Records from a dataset
"""

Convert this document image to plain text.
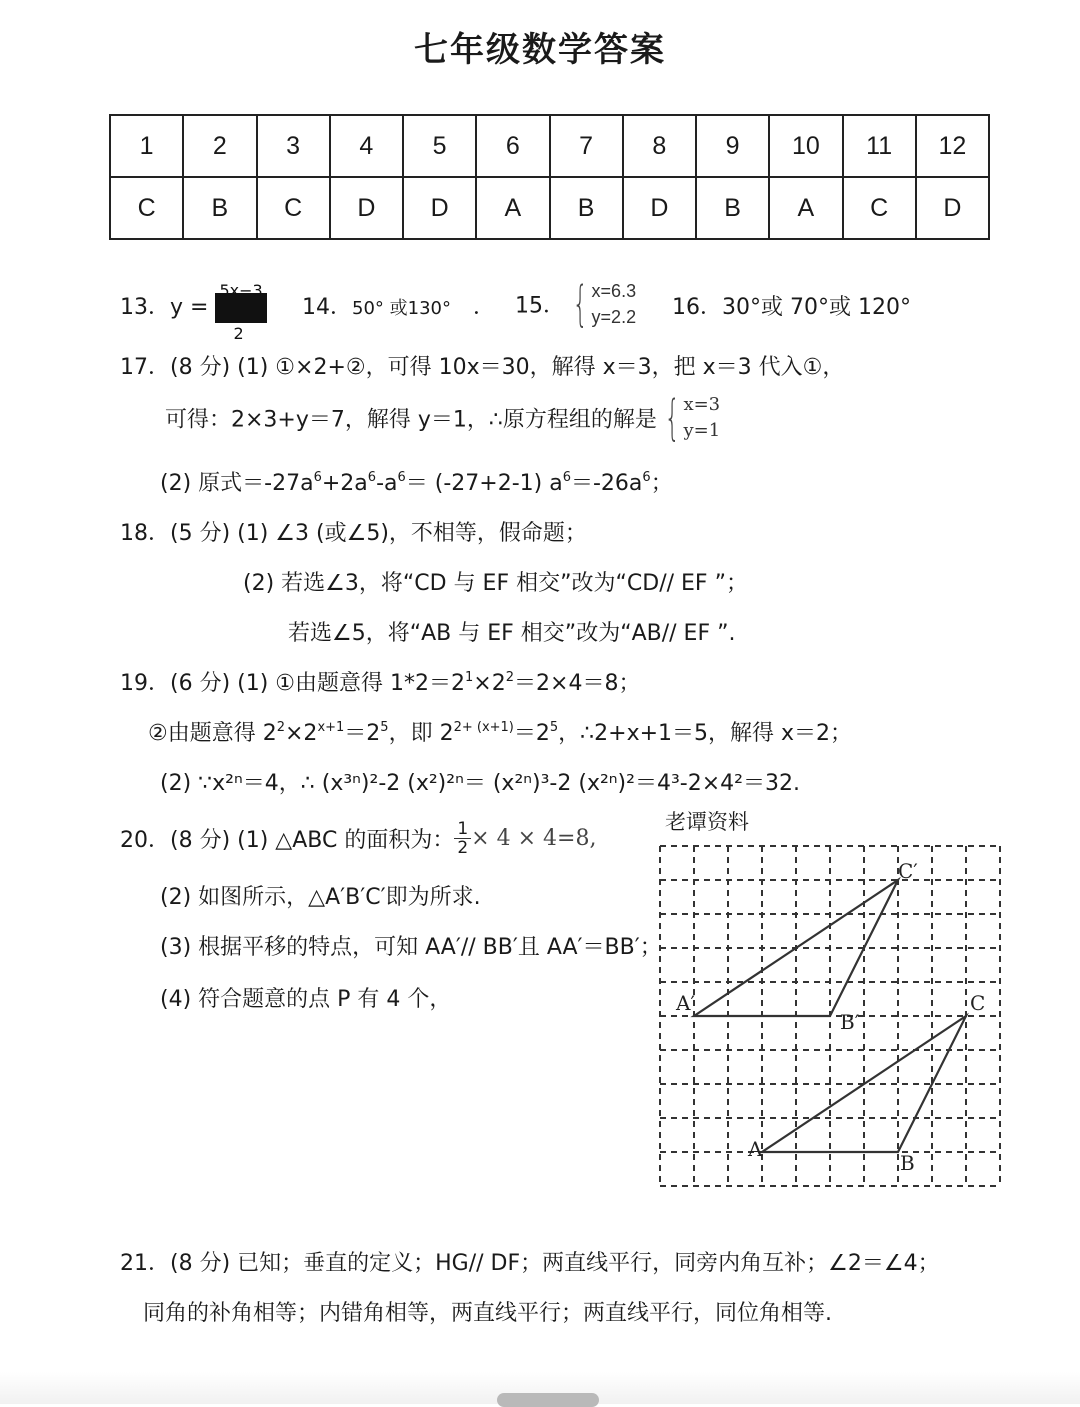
七年级数学答案
1	2	3	4	5	6	7	8	9	10	11	12
C	B	C	D	D	A	B	D	B	A	C	D
13．y =
5x−3
2
14．50° 或130° ． 15． { x=6.3
y=2.2 16．30°或 70°或 120°
17．(8 分) (1) ①×2+②，可得 10x＝30，解得 x＝3，把 x＝3 代入①，
可得：2×3+y＝7，解得 y＝1，∴原方程组的解是 { x=3
y=1
(2) 原式$=-27a^6+2a^6-a^6= (-27+2-1)$ $a^6=-26a^6$；
18．(5 分) (1) ∠3 (或∠5)，不相等，假命题；
(2) 若选∠3，将“CD 与 EF 相交”改为“CD// EF ”；
若选∠5，将“AB 与 EF 相交”改为“AB// EF ”.
19．(6 分) (1) ①由题意得 $1*2=2^1\times 2^2=2\times 4=8$；
②由题意得 $2^2\times 2^{x+1}=2^5$，即 $2^{2+ (x+1)}=2^5$，∴2+x+1＝5，解得 x＝2；
(2) ∵x²ⁿ＝4，∴ (x³ⁿ)²-2 (x²)²ⁿ＝ (x²ⁿ)³-2 (x²ⁿ)²＝4³-2×4²＝32.
20．(8 分) (1) △ABC 的面积为： $\frac{1}{2} \times 4 \times 4=8$,
(2) 如图所示，△A′B′C′即为所求.
(3) 根据平移的特点，可知 AA′// BB′且 AA′＝BB′；
(4) 符合题意的点 P 有 4 个，
老谭资料
A′
B′
C′
A
B
C
21．(8 分) 已知；垂直的定义；HG// DF；两直线平行，同旁内角互补；∠2＝∠4；
同角的补角相等；内错角相等，两直线平行；两直线平行，同位角相等.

"""

• [YOUR OBJECTIVE]
Return all of the data exactly as written, and drop the pictures.

• [SOLVED EXERCISE]
Convert this document image to plain text.
七年级数学答案
1	2	3	4	5	6	7	8	9	10	11	12
C	B	C	D	D	A	B	D	B	A	C	D
13．y =
5x−3
2
14．50° 或130° ． 15． { x=6.3
y=2.2 16．30°或 70°或 120°
17．(8 分) (1) ①×2+②，可得 10x＝30，解得 x＝3，把 x＝3 代入①，
可得：2×3+y＝7，解得 y＝1，∴原方程组的解是 { x=3
y=1
(2) 原式$=-27a^6+2a^6-a^6= (-27+2-1)$ $a^6=-26a^6$；
18．(5 分) (1) ∠3 (或∠5)，不相等，假命题；
(2) 若选∠3，将“CD 与 EF 相交”改为“CD// EF ”；
若选∠5，将“AB 与 EF 相交”改为“AB// EF ”.
19．(6 分) (1) ①由题意得 $1*2=2^1\times 2^2=2\times 4=8$；
②由题意得 $2^2\times 2^{x+1}=2^5$，即 $2^{2+ (x+1)}=2^5$，∴2+x+1＝5，解得 x＝2；
(2) ∵x²ⁿ＝4，∴ (x³ⁿ)²-2 (x²)²ⁿ＝ (x²ⁿ)³-2 (x²ⁿ)²＝4³-2×4²＝32.
20．(8 分) (1) △ABC 的面积为： $\frac{1}{2} \times 4 \times 4=8$,
(2) 如图所示，△A′B′C′即为所求.
(3) 根据平移的特点，可知 AA′// BB′且 AA′＝BB′；
(4) 符合题意的点 P 有 4 个，
老谭资料
A′
B′
C′
A
B
C
21．(8 分) 已知；垂直的定义；HG// DF；两直线平行，同旁内角互补；∠2＝∠4；
同角的补角相等；内错角相等，两直线平行；两直线平行，同位角相等.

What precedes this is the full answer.